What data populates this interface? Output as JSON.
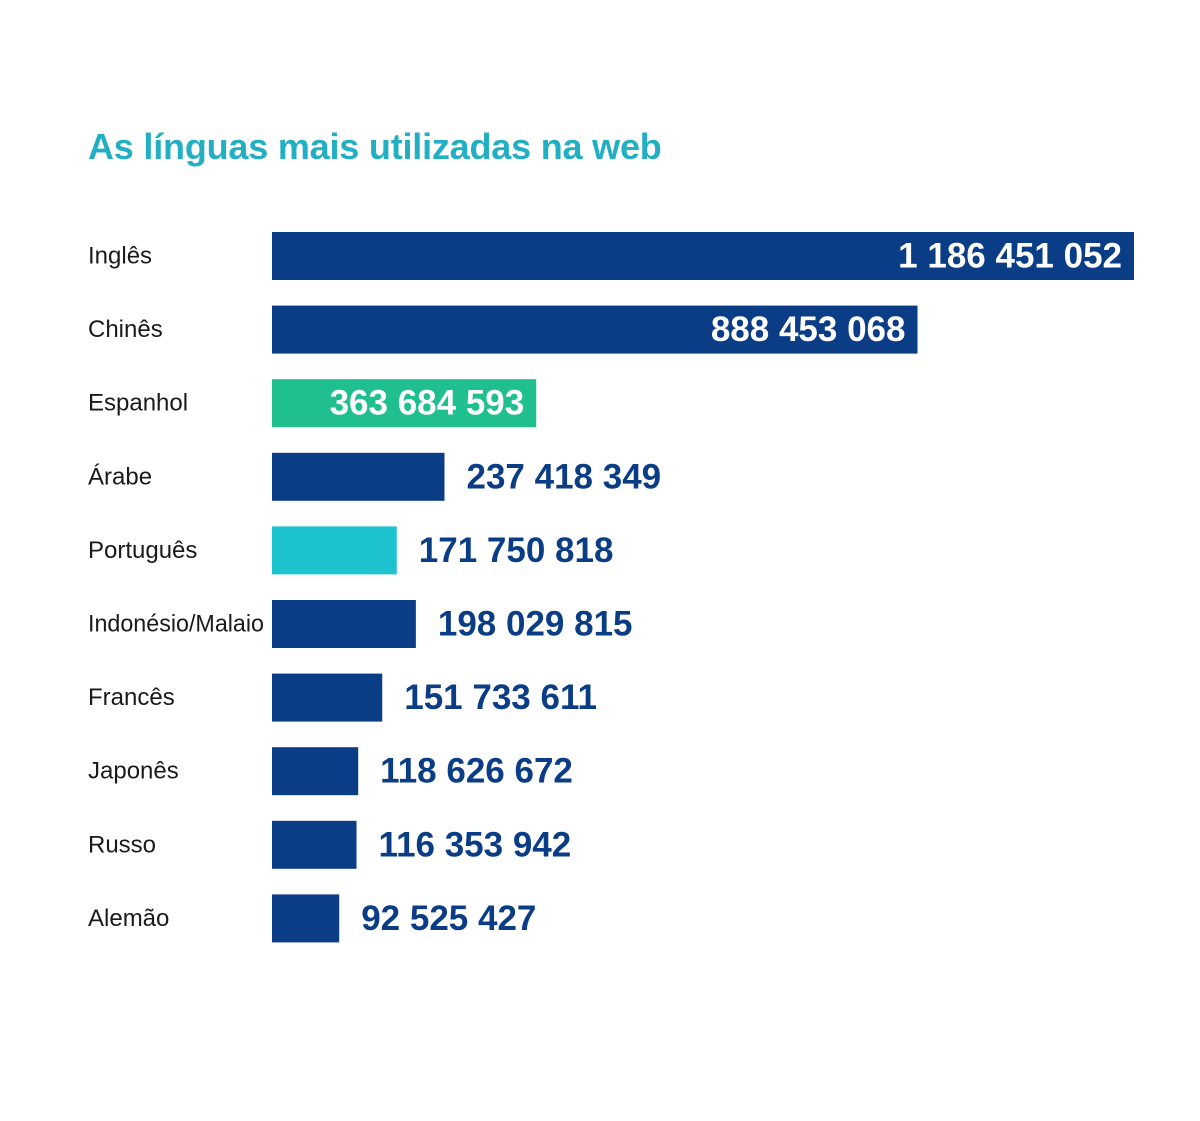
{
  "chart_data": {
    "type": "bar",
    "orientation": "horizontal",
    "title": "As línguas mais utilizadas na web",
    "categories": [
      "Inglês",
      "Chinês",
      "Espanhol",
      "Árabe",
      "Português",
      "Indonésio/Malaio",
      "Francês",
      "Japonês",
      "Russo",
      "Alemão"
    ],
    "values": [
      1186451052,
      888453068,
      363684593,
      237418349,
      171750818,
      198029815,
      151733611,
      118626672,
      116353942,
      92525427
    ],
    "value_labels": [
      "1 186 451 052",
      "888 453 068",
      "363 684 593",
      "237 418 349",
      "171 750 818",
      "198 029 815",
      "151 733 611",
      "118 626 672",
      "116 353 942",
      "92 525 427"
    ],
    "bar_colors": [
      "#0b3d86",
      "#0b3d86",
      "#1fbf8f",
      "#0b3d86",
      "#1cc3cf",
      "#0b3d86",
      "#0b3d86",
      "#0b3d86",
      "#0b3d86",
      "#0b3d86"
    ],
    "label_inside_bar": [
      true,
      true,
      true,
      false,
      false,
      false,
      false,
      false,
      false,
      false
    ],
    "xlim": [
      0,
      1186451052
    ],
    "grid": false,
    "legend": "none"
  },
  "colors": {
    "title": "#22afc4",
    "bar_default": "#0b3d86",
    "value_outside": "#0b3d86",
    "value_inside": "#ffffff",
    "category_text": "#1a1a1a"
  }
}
★ ★ ★ ★ ★ ★ ★
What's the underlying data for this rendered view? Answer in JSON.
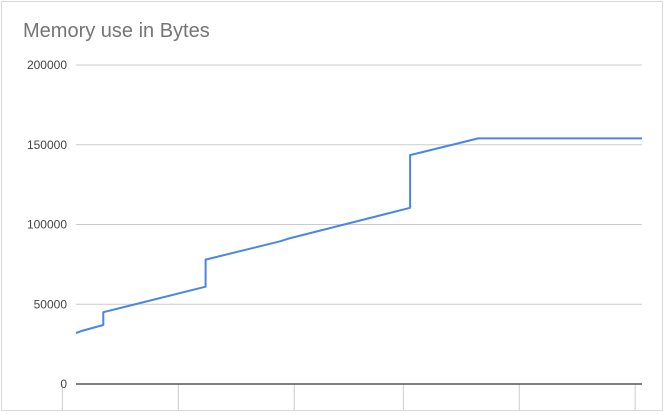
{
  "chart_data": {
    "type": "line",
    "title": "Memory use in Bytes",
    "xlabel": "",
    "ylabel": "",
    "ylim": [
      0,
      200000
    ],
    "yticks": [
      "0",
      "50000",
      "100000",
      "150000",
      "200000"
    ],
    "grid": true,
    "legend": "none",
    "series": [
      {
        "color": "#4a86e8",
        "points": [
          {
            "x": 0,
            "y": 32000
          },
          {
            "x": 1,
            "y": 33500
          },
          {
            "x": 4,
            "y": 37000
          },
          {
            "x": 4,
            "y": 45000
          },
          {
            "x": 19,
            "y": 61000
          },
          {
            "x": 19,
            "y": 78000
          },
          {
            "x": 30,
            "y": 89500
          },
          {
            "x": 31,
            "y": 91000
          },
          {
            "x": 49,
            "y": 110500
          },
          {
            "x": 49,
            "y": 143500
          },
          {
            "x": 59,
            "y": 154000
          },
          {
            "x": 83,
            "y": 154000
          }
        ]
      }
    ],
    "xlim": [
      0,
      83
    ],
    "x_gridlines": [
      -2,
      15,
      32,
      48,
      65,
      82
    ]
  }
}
★ ★ ★ ★ ★ ★ ★
Problem: Copy each line of the preceding data that contains the string "JSON".

Answer below:
What data populates this interface? Output as JSON.
What's the underlying data for this rendered view? Answer in JSON.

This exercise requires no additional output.